[Recorded data]
"""

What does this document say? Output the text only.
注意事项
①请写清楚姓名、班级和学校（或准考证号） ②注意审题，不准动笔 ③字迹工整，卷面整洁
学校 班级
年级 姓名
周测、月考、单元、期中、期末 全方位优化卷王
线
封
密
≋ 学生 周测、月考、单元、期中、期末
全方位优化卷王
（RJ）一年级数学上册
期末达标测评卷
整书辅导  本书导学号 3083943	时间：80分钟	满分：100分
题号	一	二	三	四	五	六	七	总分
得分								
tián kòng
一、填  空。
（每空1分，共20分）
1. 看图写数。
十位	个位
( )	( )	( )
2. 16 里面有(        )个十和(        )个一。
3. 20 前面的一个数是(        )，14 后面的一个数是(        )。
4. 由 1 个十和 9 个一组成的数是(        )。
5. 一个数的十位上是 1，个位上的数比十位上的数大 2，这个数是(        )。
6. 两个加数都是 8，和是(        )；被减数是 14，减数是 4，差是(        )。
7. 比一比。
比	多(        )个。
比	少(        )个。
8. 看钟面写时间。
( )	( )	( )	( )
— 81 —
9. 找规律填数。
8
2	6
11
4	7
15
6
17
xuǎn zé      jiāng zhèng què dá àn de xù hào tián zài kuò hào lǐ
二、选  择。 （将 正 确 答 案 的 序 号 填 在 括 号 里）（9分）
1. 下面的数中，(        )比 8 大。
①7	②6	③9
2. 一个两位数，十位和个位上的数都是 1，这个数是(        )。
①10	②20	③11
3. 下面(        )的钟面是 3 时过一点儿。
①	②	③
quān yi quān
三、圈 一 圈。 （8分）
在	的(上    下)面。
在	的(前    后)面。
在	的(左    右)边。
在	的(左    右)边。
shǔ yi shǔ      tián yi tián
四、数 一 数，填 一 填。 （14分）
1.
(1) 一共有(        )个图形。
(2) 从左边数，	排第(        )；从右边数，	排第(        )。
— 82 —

"""

§ **What you should do**
Give back all the data exactly as written.

§ **Reply to the task**
What does this document say? Output the text only.
注意事项
①请写清楚姓名、班级和学校（或准考证号） ②注意审题，不准动笔 ③字迹工整，卷面整洁
学校 班级
年级 姓名
周测、月考、单元、期中、期末 全方位优化卷王
线
封
密
≋ 学生 周测、月考、单元、期中、期末
全方位优化卷王
（RJ）一年级数学上册
期末达标测评卷
整书辅导  本书导学号 3083943	时间：80分钟	满分：100分
题号	一	二	三	四	五	六	七	总分
得分								
tián kòng
一、填  空。
（每空1分，共20分）
1. 看图写数。
十位	个位
( )	( )	( )
2. 16 里面有(        )个十和(        )个一。
3. 20 前面的一个数是(        )，14 后面的一个数是(        )。
4. 由 1 个十和 9 个一组成的数是(        )。
5. 一个数的十位上是 1，个位上的数比十位上的数大 2，这个数是(        )。
6. 两个加数都是 8，和是(        )；被减数是 14，减数是 4，差是(        )。
7. 比一比。
比	多(        )个。
比	少(        )个。
8. 看钟面写时间。
( )	( )	( )	( )
— 81 —
9. 找规律填数。
8
2	6
11
4	7
15
6
17
xuǎn zé      jiāng zhèng què dá àn de xù hào tián zài kuò hào lǐ
二、选  择。 （将 正 确 答 案 的 序 号 填 在 括 号 里）（9分）
1. 下面的数中，(        )比 8 大。
①7	②6	③9
2. 一个两位数，十位和个位上的数都是 1，这个数是(        )。
①10	②20	③11
3. 下面(        )的钟面是 3 时过一点儿。
①	②	③
quān yi quān
三、圈 一 圈。 （8分）
在	的(上    下)面。
在	的(前    后)面。
在	的(左    右)边。
在	的(左    右)边。
shǔ yi shǔ      tián yi tián
四、数 一 数，填 一 填。 （14分）
1.
(1) 一共有(        )个图形。
(2) 从左边数，	排第(        )；从右边数，	排第(        )。
— 82 —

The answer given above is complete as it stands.